## [Direction]
Copy the material that follows word for word and omit its pictures.
- - -
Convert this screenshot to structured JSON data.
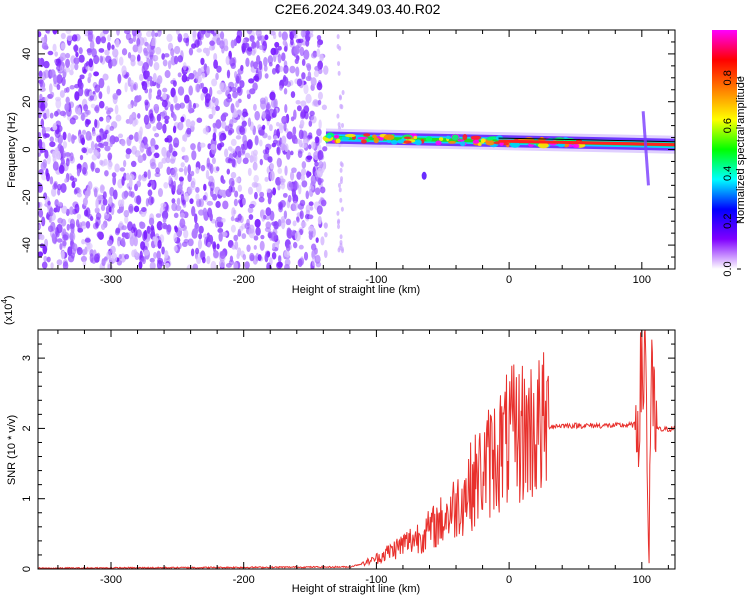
{
  "title": "C2E6.2024.349.03.40.R02",
  "chart_data": [
    {
      "type": "heatmap",
      "title": "C2E6.2024.349.03.40.R02",
      "xlabel": "Height of straight line (km)",
      "ylabel": "Frequency (Hz)",
      "xlim": [
        -355,
        125
      ],
      "ylim": [
        -50,
        50
      ],
      "xticks": [
        -300,
        -200,
        -100,
        0,
        100
      ],
      "yticks": [
        -40,
        -20,
        0,
        20,
        40
      ],
      "colorbar": {
        "label": "Normalized spectral amplitude",
        "range": [
          0,
          1
        ],
        "ticks": [
          "0.0",
          "0.2",
          "0.4",
          "0.6",
          "0.8"
        ],
        "colors": [
          "#ffffff",
          "#8000ff",
          "#0000ff",
          "#00ffff",
          "#00ff00",
          "#ffff00",
          "#ff8000",
          "#ff0000",
          "#ff00ff"
        ]
      },
      "regions": [
        {
          "name": "noise",
          "x_range": [
            -355,
            -138
          ],
          "freq_range": [
            -50,
            50
          ],
          "amplitude": 0.1
        },
        {
          "name": "signal",
          "x_range": [
            -138,
            125
          ],
          "center_freq_start": 5,
          "center_freq_end": 2,
          "amplitude": 0.9
        }
      ]
    },
    {
      "type": "line",
      "xlabel": "Height of straight line (km)",
      "ylabel": "SNR (10 * v/v)",
      "yscale_label": "(x10",
      "yscale_exp": "4",
      "xlim": [
        -355,
        125
      ],
      "ylim": [
        0,
        3.4
      ],
      "xticks": [
        -300,
        -200,
        -100,
        0,
        100
      ],
      "yticks": [
        0,
        1,
        2,
        3
      ],
      "color": "#e8302c",
      "series": [
        {
          "x": [
            -355,
            -120,
            -110,
            -100,
            -90,
            -80,
            -70,
            -60,
            -50,
            -40,
            -30,
            -20,
            -10,
            0,
            10,
            20,
            30,
            40,
            60,
            80,
            95,
            100,
            103,
            105,
            107,
            110,
            115,
            125
          ],
          "values": [
            0.01,
            0.03,
            0.08,
            0.15,
            0.25,
            0.35,
            0.45,
            0.55,
            0.7,
            0.9,
            1.15,
            1.4,
            1.65,
            1.85,
            1.95,
            2.0,
            2.03,
            2.04,
            2.04,
            2.04,
            2.05,
            2.6,
            3.3,
            0.1,
            2.5,
            2.0,
            1.98,
            2.0
          ]
        }
      ]
    }
  ]
}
- - -
## [Full answer]
Convert this screenshot to structured JSON data.
{
  "title": "C2E6.2024.349.03.40.R02",
  "chart_data": [
    {
      "type": "heatmap",
      "title": "C2E6.2024.349.03.40.R02",
      "xlabel": "Height of straight line (km)",
      "ylabel": "Frequency (Hz)",
      "xlim": [
        -355,
        125
      ],
      "ylim": [
        -50,
        50
      ],
      "xticks": [
        -300,
        -200,
        -100,
        0,
        100
      ],
      "yticks": [
        -40,
        -20,
        0,
        20,
        40
      ],
      "colorbar": {
        "label": "Normalized spectral amplitude",
        "range": [
          0,
          1
        ],
        "ticks": [
          "0.0",
          "0.2",
          "0.4",
          "0.6",
          "0.8"
        ],
        "colors": [
          "#ffffff",
          "#8000ff",
          "#0000ff",
          "#00ffff",
          "#00ff00",
          "#ffff00",
          "#ff8000",
          "#ff0000",
          "#ff00ff"
        ]
      },
      "regions": [
        {
          "name": "noise",
          "x_range": [
            -355,
            -138
          ],
          "freq_range": [
            -50,
            50
          ],
          "amplitude": 0.1
        },
        {
          "name": "signal",
          "x_range": [
            -138,
            125
          ],
          "center_freq_start": 5,
          "center_freq_end": 2,
          "amplitude": 0.9
        }
      ]
    },
    {
      "type": "line",
      "xlabel": "Height of straight line (km)",
      "ylabel": "SNR (10 * v/v)",
      "yscale_label": "(x10",
      "yscale_exp": "4",
      "xlim": [
        -355,
        125
      ],
      "ylim": [
        0,
        3.4
      ],
      "xticks": [
        -300,
        -200,
        -100,
        0,
        100
      ],
      "yticks": [
        0,
        1,
        2,
        3
      ],
      "color": "#e8302c",
      "series": [
        {
          "x": [
            -355,
            -120,
            -110,
            -100,
            -90,
            -80,
            -70,
            -60,
            -50,
            -40,
            -30,
            -20,
            -10,
            0,
            10,
            20,
            30,
            40,
            60,
            80,
            95,
            100,
            103,
            105,
            107,
            110,
            115,
            125
          ],
          "values": [
            0.01,
            0.03,
            0.08,
            0.15,
            0.25,
            0.35,
            0.45,
            0.55,
            0.7,
            0.9,
            1.15,
            1.4,
            1.65,
            1.85,
            1.95,
            2.0,
            2.03,
            2.04,
            2.04,
            2.04,
            2.05,
            2.6,
            3.3,
            0.1,
            2.5,
            2.0,
            1.98,
            2.0
          ]
        }
      ]
    }
  ]
}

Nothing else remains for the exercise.